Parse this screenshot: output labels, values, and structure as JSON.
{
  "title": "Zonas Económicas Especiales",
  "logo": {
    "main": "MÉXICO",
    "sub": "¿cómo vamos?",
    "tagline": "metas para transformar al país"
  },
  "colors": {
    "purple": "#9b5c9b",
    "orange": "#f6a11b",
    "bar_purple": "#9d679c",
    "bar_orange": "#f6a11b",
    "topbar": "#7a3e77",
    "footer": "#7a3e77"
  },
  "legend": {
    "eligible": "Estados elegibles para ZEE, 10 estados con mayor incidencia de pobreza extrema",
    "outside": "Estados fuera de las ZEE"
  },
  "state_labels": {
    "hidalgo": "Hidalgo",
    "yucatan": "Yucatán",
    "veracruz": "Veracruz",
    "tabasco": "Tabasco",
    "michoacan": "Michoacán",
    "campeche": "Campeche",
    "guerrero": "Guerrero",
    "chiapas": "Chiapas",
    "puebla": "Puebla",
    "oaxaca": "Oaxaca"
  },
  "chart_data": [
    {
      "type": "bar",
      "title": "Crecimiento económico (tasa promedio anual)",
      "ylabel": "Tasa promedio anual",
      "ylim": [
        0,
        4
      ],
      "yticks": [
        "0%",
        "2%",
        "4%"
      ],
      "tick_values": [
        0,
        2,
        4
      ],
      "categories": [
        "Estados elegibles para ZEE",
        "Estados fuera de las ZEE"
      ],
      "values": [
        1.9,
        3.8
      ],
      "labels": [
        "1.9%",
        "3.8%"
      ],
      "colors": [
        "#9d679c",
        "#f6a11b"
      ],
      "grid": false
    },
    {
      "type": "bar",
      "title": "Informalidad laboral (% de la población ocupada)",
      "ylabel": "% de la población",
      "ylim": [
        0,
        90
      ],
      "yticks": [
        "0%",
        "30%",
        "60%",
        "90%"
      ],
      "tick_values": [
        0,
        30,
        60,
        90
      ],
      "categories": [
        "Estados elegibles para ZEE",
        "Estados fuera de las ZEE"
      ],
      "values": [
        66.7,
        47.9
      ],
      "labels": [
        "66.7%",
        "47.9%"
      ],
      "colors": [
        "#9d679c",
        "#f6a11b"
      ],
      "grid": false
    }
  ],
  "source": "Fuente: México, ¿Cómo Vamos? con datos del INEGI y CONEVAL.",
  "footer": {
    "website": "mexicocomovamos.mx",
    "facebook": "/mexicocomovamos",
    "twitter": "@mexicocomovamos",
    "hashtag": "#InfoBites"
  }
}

━━━━━━

## Given exercise
The records above should be returned exactly.

## Reply to the exercise
Parse this screenshot: output labels, values, and structure as JSON.
{
  "title": "Zonas Económicas Especiales",
  "logo": {
    "main": "MÉXICO",
    "sub": "¿cómo vamos?",
    "tagline": "metas para transformar al país"
  },
  "colors": {
    "purple": "#9b5c9b",
    "orange": "#f6a11b",
    "bar_purple": "#9d679c",
    "bar_orange": "#f6a11b",
    "topbar": "#7a3e77",
    "footer": "#7a3e77"
  },
  "legend": {
    "eligible": "Estados elegibles para ZEE, 10 estados con mayor incidencia de pobreza extrema",
    "outside": "Estados fuera de las ZEE"
  },
  "state_labels": {
    "hidalgo": "Hidalgo",
    "yucatan": "Yucatán",
    "veracruz": "Veracruz",
    "tabasco": "Tabasco",
    "michoacan": "Michoacán",
    "campeche": "Campeche",
    "guerrero": "Guerrero",
    "chiapas": "Chiapas",
    "puebla": "Puebla",
    "oaxaca": "Oaxaca"
  },
  "chart_data": [
    {
      "type": "bar",
      "title": "Crecimiento económico (tasa promedio anual)",
      "ylabel": "Tasa promedio anual",
      "ylim": [
        0,
        4
      ],
      "yticks": [
        "0%",
        "2%",
        "4%"
      ],
      "tick_values": [
        0,
        2,
        4
      ],
      "categories": [
        "Estados elegibles para ZEE",
        "Estados fuera de las ZEE"
      ],
      "values": [
        1.9,
        3.8
      ],
      "labels": [
        "1.9%",
        "3.8%"
      ],
      "colors": [
        "#9d679c",
        "#f6a11b"
      ],
      "grid": false
    },
    {
      "type": "bar",
      "title": "Informalidad laboral (% de la población ocupada)",
      "ylabel": "% de la población",
      "ylim": [
        0,
        90
      ],
      "yticks": [
        "0%",
        "30%",
        "60%",
        "90%"
      ],
      "tick_values": [
        0,
        30,
        60,
        90
      ],
      "categories": [
        "Estados elegibles para ZEE",
        "Estados fuera de las ZEE"
      ],
      "values": [
        66.7,
        47.9
      ],
      "labels": [
        "66.7%",
        "47.9%"
      ],
      "colors": [
        "#9d679c",
        "#f6a11b"
      ],
      "grid": false
    }
  ],
  "source": "Fuente: México, ¿Cómo Vamos? con datos del INEGI y CONEVAL.",
  "footer": {
    "website": "mexicocomovamos.mx",
    "facebook": "/mexicocomovamos",
    "twitter": "@mexicocomovamos",
    "hashtag": "#InfoBites"
  }
}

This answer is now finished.